-- REQUEST --
Reproduce the listing word for word, leaving every picture behind.

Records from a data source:
* * *
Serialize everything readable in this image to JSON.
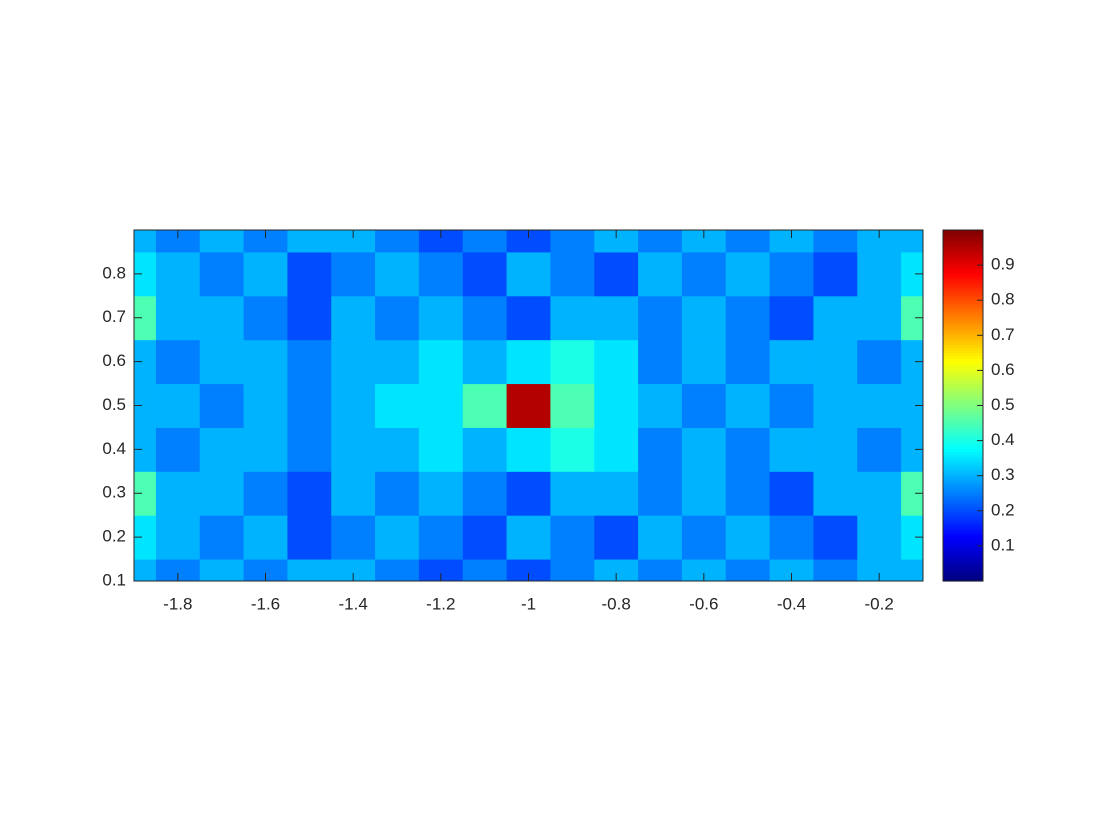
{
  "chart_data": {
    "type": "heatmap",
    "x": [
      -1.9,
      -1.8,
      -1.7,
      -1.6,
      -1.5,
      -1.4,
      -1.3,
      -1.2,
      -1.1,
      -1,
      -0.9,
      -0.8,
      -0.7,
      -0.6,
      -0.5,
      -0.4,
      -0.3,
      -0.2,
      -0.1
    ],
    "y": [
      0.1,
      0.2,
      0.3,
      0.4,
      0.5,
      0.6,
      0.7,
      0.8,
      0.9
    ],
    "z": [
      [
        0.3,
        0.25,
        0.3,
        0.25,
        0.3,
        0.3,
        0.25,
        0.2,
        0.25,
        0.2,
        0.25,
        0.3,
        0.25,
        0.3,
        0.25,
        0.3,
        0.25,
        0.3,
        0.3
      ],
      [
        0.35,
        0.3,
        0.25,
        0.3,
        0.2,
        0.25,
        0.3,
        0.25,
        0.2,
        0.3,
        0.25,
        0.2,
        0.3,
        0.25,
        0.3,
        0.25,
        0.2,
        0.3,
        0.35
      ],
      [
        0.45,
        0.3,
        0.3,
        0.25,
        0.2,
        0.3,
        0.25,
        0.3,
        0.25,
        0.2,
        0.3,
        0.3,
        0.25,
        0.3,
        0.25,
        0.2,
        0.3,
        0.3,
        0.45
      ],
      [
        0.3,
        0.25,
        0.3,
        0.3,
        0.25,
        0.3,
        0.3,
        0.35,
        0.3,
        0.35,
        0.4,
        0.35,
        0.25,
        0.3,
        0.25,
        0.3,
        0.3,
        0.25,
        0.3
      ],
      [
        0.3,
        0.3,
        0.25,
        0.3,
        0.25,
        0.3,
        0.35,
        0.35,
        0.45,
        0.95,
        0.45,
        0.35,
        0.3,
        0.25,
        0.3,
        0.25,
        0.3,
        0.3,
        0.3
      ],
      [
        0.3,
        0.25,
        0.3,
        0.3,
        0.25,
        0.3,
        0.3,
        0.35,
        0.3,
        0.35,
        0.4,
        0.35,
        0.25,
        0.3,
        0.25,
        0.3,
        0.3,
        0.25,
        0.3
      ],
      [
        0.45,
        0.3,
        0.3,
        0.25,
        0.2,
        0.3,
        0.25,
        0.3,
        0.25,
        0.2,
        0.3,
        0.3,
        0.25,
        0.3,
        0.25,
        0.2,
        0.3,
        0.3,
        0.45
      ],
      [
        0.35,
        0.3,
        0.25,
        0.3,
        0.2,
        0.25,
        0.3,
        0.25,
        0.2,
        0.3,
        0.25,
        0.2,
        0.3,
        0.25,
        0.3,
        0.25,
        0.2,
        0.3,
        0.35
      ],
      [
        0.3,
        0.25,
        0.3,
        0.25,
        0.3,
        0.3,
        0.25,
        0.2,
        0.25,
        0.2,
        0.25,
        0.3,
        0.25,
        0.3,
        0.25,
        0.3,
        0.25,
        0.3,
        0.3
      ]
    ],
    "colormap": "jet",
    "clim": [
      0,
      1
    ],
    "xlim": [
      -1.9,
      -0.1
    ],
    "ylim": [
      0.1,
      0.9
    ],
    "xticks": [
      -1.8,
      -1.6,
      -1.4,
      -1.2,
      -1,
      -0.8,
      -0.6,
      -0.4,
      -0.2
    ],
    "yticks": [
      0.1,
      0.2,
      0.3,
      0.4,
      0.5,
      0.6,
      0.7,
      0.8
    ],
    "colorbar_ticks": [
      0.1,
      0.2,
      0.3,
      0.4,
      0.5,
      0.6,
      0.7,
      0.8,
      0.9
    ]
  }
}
* * *
-- WRITTEN SOLUTION --
Serialize everything readable in this image to JSON.
{
  "chart_data": {
    "type": "heatmap",
    "x": [
      -1.9,
      -1.8,
      -1.7,
      -1.6,
      -1.5,
      -1.4,
      -1.3,
      -1.2,
      -1.1,
      -1,
      -0.9,
      -0.8,
      -0.7,
      -0.6,
      -0.5,
      -0.4,
      -0.3,
      -0.2,
      -0.1
    ],
    "y": [
      0.1,
      0.2,
      0.3,
      0.4,
      0.5,
      0.6,
      0.7,
      0.8,
      0.9
    ],
    "z": [
      [
        0.3,
        0.25,
        0.3,
        0.25,
        0.3,
        0.3,
        0.25,
        0.2,
        0.25,
        0.2,
        0.25,
        0.3,
        0.25,
        0.3,
        0.25,
        0.3,
        0.25,
        0.3,
        0.3
      ],
      [
        0.35,
        0.3,
        0.25,
        0.3,
        0.2,
        0.25,
        0.3,
        0.25,
        0.2,
        0.3,
        0.25,
        0.2,
        0.3,
        0.25,
        0.3,
        0.25,
        0.2,
        0.3,
        0.35
      ],
      [
        0.45,
        0.3,
        0.3,
        0.25,
        0.2,
        0.3,
        0.25,
        0.3,
        0.25,
        0.2,
        0.3,
        0.3,
        0.25,
        0.3,
        0.25,
        0.2,
        0.3,
        0.3,
        0.45
      ],
      [
        0.3,
        0.25,
        0.3,
        0.3,
        0.25,
        0.3,
        0.3,
        0.35,
        0.3,
        0.35,
        0.4,
        0.35,
        0.25,
        0.3,
        0.25,
        0.3,
        0.3,
        0.25,
        0.3
      ],
      [
        0.3,
        0.3,
        0.25,
        0.3,
        0.25,
        0.3,
        0.35,
        0.35,
        0.45,
        0.95,
        0.45,
        0.35,
        0.3,
        0.25,
        0.3,
        0.25,
        0.3,
        0.3,
        0.3
      ],
      [
        0.3,
        0.25,
        0.3,
        0.3,
        0.25,
        0.3,
        0.3,
        0.35,
        0.3,
        0.35,
        0.4,
        0.35,
        0.25,
        0.3,
        0.25,
        0.3,
        0.3,
        0.25,
        0.3
      ],
      [
        0.45,
        0.3,
        0.3,
        0.25,
        0.2,
        0.3,
        0.25,
        0.3,
        0.25,
        0.2,
        0.3,
        0.3,
        0.25,
        0.3,
        0.25,
        0.2,
        0.3,
        0.3,
        0.45
      ],
      [
        0.35,
        0.3,
        0.25,
        0.3,
        0.2,
        0.25,
        0.3,
        0.25,
        0.2,
        0.3,
        0.25,
        0.2,
        0.3,
        0.25,
        0.3,
        0.25,
        0.2,
        0.3,
        0.35
      ],
      [
        0.3,
        0.25,
        0.3,
        0.25,
        0.3,
        0.3,
        0.25,
        0.2,
        0.25,
        0.2,
        0.25,
        0.3,
        0.25,
        0.3,
        0.25,
        0.3,
        0.25,
        0.3,
        0.3
      ]
    ],
    "colormap": "jet",
    "clim": [
      0,
      1
    ],
    "xlim": [
      -1.9,
      -0.1
    ],
    "ylim": [
      0.1,
      0.9
    ],
    "xticks": [
      -1.8,
      -1.6,
      -1.4,
      -1.2,
      -1,
      -0.8,
      -0.6,
      -0.4,
      -0.2
    ],
    "yticks": [
      0.1,
      0.2,
      0.3,
      0.4,
      0.5,
      0.6,
      0.7,
      0.8
    ],
    "colorbar_ticks": [
      0.1,
      0.2,
      0.3,
      0.4,
      0.5,
      0.6,
      0.7,
      0.8,
      0.9
    ]
  }
}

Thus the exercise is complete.